>> begin

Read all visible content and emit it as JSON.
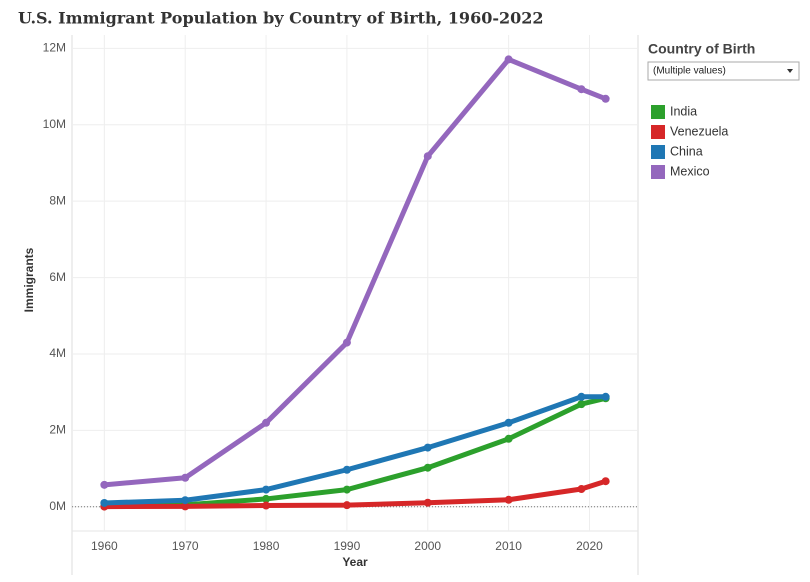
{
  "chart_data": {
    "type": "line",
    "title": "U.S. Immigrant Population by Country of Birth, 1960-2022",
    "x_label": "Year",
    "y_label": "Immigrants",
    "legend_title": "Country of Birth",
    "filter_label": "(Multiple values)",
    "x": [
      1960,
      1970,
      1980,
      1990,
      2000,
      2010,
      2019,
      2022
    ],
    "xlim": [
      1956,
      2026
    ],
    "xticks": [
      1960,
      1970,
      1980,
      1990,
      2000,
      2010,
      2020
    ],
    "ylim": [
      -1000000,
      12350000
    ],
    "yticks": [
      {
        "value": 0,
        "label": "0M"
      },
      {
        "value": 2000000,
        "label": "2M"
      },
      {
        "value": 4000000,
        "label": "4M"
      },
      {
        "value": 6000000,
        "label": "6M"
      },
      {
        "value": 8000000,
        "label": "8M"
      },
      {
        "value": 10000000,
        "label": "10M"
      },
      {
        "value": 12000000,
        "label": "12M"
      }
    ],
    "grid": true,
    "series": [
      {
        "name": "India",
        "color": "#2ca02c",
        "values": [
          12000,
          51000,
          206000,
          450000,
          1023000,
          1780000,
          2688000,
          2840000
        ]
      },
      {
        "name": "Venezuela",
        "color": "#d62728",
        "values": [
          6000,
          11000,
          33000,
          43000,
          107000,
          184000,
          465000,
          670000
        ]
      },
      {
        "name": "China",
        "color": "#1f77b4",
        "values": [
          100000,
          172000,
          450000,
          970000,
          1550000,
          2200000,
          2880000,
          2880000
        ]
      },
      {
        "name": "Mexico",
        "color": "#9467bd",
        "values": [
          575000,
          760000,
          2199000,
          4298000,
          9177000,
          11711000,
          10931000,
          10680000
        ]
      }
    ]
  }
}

>> end

* Work required: Restate every record exactly, please; do not copy the pictures.

* Complete response:
Read all visible content and emit it as JSON.
{
  "chart_data": {
    "type": "line",
    "title": "U.S. Immigrant Population by Country of Birth, 1960-2022",
    "x_label": "Year",
    "y_label": "Immigrants",
    "legend_title": "Country of Birth",
    "filter_label": "(Multiple values)",
    "x": [
      1960,
      1970,
      1980,
      1990,
      2000,
      2010,
      2019,
      2022
    ],
    "xlim": [
      1956,
      2026
    ],
    "xticks": [
      1960,
      1970,
      1980,
      1990,
      2000,
      2010,
      2020
    ],
    "ylim": [
      -1000000,
      12350000
    ],
    "yticks": [
      {
        "value": 0,
        "label": "0M"
      },
      {
        "value": 2000000,
        "label": "2M"
      },
      {
        "value": 4000000,
        "label": "4M"
      },
      {
        "value": 6000000,
        "label": "6M"
      },
      {
        "value": 8000000,
        "label": "8M"
      },
      {
        "value": 10000000,
        "label": "10M"
      },
      {
        "value": 12000000,
        "label": "12M"
      }
    ],
    "grid": true,
    "series": [
      {
        "name": "India",
        "color": "#2ca02c",
        "values": [
          12000,
          51000,
          206000,
          450000,
          1023000,
          1780000,
          2688000,
          2840000
        ]
      },
      {
        "name": "Venezuela",
        "color": "#d62728",
        "values": [
          6000,
          11000,
          33000,
          43000,
          107000,
          184000,
          465000,
          670000
        ]
      },
      {
        "name": "China",
        "color": "#1f77b4",
        "values": [
          100000,
          172000,
          450000,
          970000,
          1550000,
          2200000,
          2880000,
          2880000
        ]
      },
      {
        "name": "Mexico",
        "color": "#9467bd",
        "values": [
          575000,
          760000,
          2199000,
          4298000,
          9177000,
          11711000,
          10931000,
          10680000
        ]
      }
    ]
  }
}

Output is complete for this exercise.